--- Begin ---

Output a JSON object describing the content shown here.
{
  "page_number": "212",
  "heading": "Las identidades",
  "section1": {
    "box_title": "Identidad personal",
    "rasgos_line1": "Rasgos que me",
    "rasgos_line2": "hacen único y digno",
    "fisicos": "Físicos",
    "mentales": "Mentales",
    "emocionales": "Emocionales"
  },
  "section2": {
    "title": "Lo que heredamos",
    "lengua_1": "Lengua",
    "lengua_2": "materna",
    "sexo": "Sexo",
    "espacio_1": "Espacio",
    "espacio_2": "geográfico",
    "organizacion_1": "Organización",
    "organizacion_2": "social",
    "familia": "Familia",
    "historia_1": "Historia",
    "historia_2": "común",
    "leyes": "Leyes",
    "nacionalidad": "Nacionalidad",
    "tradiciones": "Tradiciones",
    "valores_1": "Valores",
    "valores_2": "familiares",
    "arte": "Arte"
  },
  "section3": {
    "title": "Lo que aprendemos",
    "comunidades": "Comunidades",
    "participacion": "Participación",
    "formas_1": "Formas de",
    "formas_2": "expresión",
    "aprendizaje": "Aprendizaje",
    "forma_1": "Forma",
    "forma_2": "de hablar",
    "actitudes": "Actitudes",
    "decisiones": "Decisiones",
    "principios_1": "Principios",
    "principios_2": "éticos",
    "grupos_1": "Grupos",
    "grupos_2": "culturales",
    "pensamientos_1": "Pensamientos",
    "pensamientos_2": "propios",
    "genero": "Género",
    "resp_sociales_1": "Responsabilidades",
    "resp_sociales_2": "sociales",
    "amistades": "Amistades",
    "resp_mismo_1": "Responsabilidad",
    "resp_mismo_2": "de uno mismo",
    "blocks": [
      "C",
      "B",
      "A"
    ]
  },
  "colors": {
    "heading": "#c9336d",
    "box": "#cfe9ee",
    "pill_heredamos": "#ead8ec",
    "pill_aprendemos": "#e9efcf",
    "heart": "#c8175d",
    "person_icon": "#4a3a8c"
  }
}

--- End ---

* Exercise: Copy out every line where the word "heading" occurs.

* Task result:
  "heading": "Las identidades",
    "heading": "#c9336d",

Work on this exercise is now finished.